** Description of the task **
Return every record verbatim.

** Supplied material **

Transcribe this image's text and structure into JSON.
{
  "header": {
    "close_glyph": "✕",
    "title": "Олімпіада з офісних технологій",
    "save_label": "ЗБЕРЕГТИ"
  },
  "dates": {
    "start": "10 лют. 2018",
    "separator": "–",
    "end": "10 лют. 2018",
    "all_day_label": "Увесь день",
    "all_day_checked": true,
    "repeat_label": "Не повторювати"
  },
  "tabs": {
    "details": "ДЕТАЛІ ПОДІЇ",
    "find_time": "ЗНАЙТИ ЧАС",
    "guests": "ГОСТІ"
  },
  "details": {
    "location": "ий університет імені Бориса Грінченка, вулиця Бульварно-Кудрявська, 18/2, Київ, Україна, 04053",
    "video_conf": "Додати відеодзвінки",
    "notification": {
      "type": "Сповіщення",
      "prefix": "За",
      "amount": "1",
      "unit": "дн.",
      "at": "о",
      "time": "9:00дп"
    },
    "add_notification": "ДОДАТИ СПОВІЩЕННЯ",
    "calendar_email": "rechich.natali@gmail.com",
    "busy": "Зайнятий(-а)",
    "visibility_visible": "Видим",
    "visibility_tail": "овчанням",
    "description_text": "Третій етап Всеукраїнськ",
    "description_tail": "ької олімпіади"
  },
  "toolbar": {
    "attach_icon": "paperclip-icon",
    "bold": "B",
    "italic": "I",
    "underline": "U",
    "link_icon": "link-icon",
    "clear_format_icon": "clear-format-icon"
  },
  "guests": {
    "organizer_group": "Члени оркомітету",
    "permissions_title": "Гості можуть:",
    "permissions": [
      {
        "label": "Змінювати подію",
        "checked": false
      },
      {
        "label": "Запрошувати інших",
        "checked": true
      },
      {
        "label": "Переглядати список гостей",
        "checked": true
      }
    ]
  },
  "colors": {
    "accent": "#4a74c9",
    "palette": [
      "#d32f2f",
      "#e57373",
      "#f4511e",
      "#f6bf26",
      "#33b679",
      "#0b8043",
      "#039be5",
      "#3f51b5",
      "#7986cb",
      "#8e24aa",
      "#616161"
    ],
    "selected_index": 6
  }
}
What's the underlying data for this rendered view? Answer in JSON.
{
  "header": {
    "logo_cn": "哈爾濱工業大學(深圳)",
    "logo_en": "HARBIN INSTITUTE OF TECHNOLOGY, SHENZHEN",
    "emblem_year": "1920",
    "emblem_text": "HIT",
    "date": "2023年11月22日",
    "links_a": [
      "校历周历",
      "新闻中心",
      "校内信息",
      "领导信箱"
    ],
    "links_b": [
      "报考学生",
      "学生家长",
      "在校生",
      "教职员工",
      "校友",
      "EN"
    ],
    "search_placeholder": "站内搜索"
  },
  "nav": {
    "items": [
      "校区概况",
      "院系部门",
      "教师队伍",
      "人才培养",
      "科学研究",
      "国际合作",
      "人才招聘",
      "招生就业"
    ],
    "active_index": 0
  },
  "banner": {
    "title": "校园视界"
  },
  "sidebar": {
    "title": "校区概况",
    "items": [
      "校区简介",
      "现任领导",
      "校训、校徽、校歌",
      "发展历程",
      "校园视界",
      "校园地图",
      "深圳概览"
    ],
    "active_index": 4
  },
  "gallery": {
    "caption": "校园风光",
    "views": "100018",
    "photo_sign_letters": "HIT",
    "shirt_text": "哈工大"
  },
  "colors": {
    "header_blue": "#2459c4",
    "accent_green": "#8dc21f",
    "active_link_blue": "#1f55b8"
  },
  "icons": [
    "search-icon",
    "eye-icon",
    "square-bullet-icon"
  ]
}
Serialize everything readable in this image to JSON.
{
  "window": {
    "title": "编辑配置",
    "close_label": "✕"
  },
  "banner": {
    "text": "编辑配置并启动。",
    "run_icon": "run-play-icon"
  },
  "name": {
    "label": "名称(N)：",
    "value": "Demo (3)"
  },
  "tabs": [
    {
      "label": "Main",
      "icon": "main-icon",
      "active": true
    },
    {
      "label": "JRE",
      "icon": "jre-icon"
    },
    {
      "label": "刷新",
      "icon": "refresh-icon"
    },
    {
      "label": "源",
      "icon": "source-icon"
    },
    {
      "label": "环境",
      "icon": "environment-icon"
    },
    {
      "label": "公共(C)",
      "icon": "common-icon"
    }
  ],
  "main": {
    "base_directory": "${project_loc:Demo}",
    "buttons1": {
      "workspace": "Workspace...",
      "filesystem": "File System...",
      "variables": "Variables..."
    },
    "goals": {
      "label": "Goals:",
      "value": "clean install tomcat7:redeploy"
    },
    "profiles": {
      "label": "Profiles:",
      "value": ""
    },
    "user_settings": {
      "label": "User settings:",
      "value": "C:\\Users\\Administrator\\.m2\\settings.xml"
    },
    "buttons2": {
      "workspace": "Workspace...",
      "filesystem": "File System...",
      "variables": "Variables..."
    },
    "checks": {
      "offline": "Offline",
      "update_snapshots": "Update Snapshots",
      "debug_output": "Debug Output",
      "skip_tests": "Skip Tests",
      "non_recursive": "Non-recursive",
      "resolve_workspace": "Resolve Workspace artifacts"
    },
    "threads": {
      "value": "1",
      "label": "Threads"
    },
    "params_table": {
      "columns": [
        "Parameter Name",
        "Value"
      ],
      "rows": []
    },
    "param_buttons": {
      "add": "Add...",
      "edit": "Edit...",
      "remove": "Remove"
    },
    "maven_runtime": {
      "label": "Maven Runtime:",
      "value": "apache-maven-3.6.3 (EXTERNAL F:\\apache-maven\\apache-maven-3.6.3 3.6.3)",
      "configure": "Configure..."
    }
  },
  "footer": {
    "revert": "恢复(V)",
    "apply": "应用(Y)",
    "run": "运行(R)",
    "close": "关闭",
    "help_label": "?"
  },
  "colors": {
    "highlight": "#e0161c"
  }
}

** Solution for this exercise **
Transcribe this image's text and structure into JSON.
{
  "header": {
    "close_glyph": "✕",
    "title": "Олімпіада з офісних технологій",
    "save_label": "ЗБЕРЕГТИ"
  },
  "dates": {
    "start": "10 лют. 2018",
    "separator": "–",
    "end": "10 лют. 2018",
    "all_day_label": "Увесь день",
    "all_day_checked": true,
    "repeat_label": "Не повторювати"
  },
  "tabs": {
    "details": "ДЕТАЛІ ПОДІЇ",
    "find_time": "ЗНАЙТИ ЧАС",
    "guests": "ГОСТІ"
  },
  "details": {
    "location": "ий університет імені Бориса Грінченка, вулиця Бульварно-Кудрявська, 18/2, Київ, Україна, 04053",
    "video_conf": "Додати відеодзвінки",
    "notification": {
      "type": "Сповіщення",
      "prefix": "За",
      "amount": "1",
      "unit": "дн.",
      "at": "о",
      "time": "9:00дп"
    },
    "add_notification": "ДОДАТИ СПОВІЩЕННЯ",
    "calendar_email": "rechich.natali@gmail.com",
    "busy": "Зайнятий(-а)",
    "visibility_visible": "Видим",
    "visibility_tail": "овчанням",
    "description_text": "Третій етап Всеукраїнськ",
    "description_tail": "ької олімпіади"
  },
  "toolbar": {
    "attach_icon": "paperclip-icon",
    "bold": "B",
    "italic": "I",
    "underline": "U",
    "link_icon": "link-icon",
    "clear_format_icon": "clear-format-icon"
  },
  "guests": {
    "organizer_group": "Члени оркомітету",
    "permissions_title": "Гості можуть:",
    "permissions": [
      {
        "label": "Змінювати подію",
        "checked": false
      },
      {
        "label": "Запрошувати інших",
        "checked": true
      },
      {
        "label": "Переглядати список гостей",
        "checked": true
      }
    ]
  },
  "colors": {
    "accent": "#4a74c9",
    "palette": [
      "#d32f2f",
      "#e57373",
      "#f4511e",
      "#f6bf26",
      "#33b679",
      "#0b8043",
      "#039be5",
      "#3f51b5",
      "#7986cb",
      "#8e24aa",
      "#616161"
    ],
    "selected_index": 6
  }
}
What's the underlying data for this rendered view? Answer in JSON.
{
  "header": {
    "logo_cn": "哈爾濱工業大學(深圳)",
    "logo_en": "HARBIN INSTITUTE OF TECHNOLOGY, SHENZHEN",
    "emblem_year": "1920",
    "emblem_text": "HIT",
    "date": "2023年11月22日",
    "links_a": [
      "校历周历",
      "新闻中心",
      "校内信息",
      "领导信箱"
    ],
    "links_b": [
      "报考学生",
      "学生家长",
      "在校生",
      "教职员工",
      "校友",
      "EN"
    ],
    "search_placeholder": "站内搜索"
  },
  "nav": {
    "items": [
      "校区概况",
      "院系部门",
      "教师队伍",
      "人才培养",
      "科学研究",
      "国际合作",
      "人才招聘",
      "招生就业"
    ],
    "active_index": 0
  },
  "banner": {
    "title": "校园视界"
  },
  "sidebar": {
    "title": "校区概况",
    "items": [
      "校区简介",
      "现任领导",
      "校训、校徽、校歌",
      "发展历程",
      "校园视界",
      "校园地图",
      "深圳概览"
    ],
    "active_index": 4
  },
  "gallery": {
    "caption": "校园风光",
    "views": "100018",
    "photo_sign_letters": "HIT",
    "shirt_text": "哈工大"
  },
  "colors": {
    "header_blue": "#2459c4",
    "accent_green": "#8dc21f",
    "active_link_blue": "#1f55b8"
  },
  "icons": [
    "search-icon",
    "eye-icon",
    "square-bullet-icon"
  ]
}
Serialize everything readable in this image to JSON.
{
  "window": {
    "title": "编辑配置",
    "close_label": "✕"
  },
  "banner": {
    "text": "编辑配置并启动。",
    "run_icon": "run-play-icon"
  },
  "name": {
    "label": "名称(N)：",
    "value": "Demo (3)"
  },
  "tabs": [
    {
      "label": "Main",
      "icon": "main-icon",
      "active": true
    },
    {
      "label": "JRE",
      "icon": "jre-icon"
    },
    {
      "label": "刷新",
      "icon": "refresh-icon"
    },
    {
      "label": "源",
      "icon": "source-icon"
    },
    {
      "label": "环境",
      "icon": "environment-icon"
    },
    {
      "label": "公共(C)",
      "icon": "common-icon"
    }
  ],
  "main": {
    "base_directory": "${project_loc:Demo}",
    "buttons1": {
      "workspace": "Workspace...",
      "filesystem": "File System...",
      "variables": "Variables..."
    },
    "goals": {
      "label": "Goals:",
      "value": "clean install tomcat7:redeploy"
    },
    "profiles": {
      "label": "Profiles:",
      "value": ""
    },
    "user_settings": {
      "label": "User settings:",
      "value": "C:\\Users\\Administrator\\.m2\\settings.xml"
    },
    "buttons2": {
      "workspace": "Workspace...",
      "filesystem": "File System...",
      "variables": "Variables..."
    },
    "checks": {
      "offline": "Offline",
      "update_snapshots": "Update Snapshots",
      "debug_output": "Debug Output",
      "skip_tests": "Skip Tests",
      "non_recursive": "Non-recursive",
      "resolve_workspace": "Resolve Workspace artifacts"
    },
    "threads": {
      "value": "1",
      "label": "Threads"
    },
    "params_table": {
      "columns": [
        "Parameter Name",
        "Value"
      ],
      "rows": []
    },
    "param_buttons": {
      "add": "Add...",
      "edit": "Edit...",
      "remove": "Remove"
    },
    "maven_runtime": {
      "label": "Maven Runtime:",
      "value": "apache-maven-3.6.3 (EXTERNAL F:\\apache-maven\\apache-maven-3.6.3 3.6.3)",
      "configure": "Configure..."
    }
  },
  "footer": {
    "revert": "恢复(V)",
    "apply": "应用(Y)",
    "run": "运行(R)",
    "close": "关闭",
    "help_label": "?"
  },
  "colors": {
    "highlight": "#e0161c"
  }
}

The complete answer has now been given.